>> START

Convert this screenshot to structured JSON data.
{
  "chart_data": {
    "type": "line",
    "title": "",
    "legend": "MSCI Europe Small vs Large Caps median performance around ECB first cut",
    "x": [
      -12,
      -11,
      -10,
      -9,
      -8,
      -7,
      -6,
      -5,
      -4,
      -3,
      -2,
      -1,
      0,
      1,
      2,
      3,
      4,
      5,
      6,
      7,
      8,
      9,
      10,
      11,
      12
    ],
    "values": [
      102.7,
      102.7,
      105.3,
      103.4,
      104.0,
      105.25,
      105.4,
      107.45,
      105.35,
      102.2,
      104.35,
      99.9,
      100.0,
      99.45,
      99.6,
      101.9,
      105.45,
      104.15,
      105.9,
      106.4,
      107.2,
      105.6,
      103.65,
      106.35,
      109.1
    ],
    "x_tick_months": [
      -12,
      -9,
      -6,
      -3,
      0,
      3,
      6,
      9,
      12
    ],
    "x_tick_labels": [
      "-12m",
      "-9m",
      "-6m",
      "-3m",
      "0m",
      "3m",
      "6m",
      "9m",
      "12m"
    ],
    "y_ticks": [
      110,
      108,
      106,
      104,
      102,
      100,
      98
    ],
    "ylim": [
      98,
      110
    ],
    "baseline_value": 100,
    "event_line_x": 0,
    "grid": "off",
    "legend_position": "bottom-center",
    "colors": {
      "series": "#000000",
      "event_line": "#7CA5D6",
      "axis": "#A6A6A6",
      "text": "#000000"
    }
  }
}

>> END

** PROMPT **
Set down all of the entries exactly, please.

** WRITTEN ANSWER **
Convert this screenshot to structured JSON data.
{
  "chart_data": {
    "type": "line",
    "title": "",
    "legend": "MSCI Europe Small vs Large Caps median performance around ECB first cut",
    "x": [
      -12,
      -11,
      -10,
      -9,
      -8,
      -7,
      -6,
      -5,
      -4,
      -3,
      -2,
      -1,
      0,
      1,
      2,
      3,
      4,
      5,
      6,
      7,
      8,
      9,
      10,
      11,
      12
    ],
    "values": [
      102.7,
      102.7,
      105.3,
      103.4,
      104.0,
      105.25,
      105.4,
      107.45,
      105.35,
      102.2,
      104.35,
      99.9,
      100.0,
      99.45,
      99.6,
      101.9,
      105.45,
      104.15,
      105.9,
      106.4,
      107.2,
      105.6,
      103.65,
      106.35,
      109.1
    ],
    "x_tick_months": [
      -12,
      -9,
      -6,
      -3,
      0,
      3,
      6,
      9,
      12
    ],
    "x_tick_labels": [
      "-12m",
      "-9m",
      "-6m",
      "-3m",
      "0m",
      "3m",
      "6m",
      "9m",
      "12m"
    ],
    "y_ticks": [
      110,
      108,
      106,
      104,
      102,
      100,
      98
    ],
    "ylim": [
      98,
      110
    ],
    "baseline_value": 100,
    "event_line_x": 0,
    "grid": "off",
    "legend_position": "bottom-center",
    "colors": {
      "series": "#000000",
      "event_line": "#7CA5D6",
      "axis": "#A6A6A6",
      "text": "#000000"
    }
  }
}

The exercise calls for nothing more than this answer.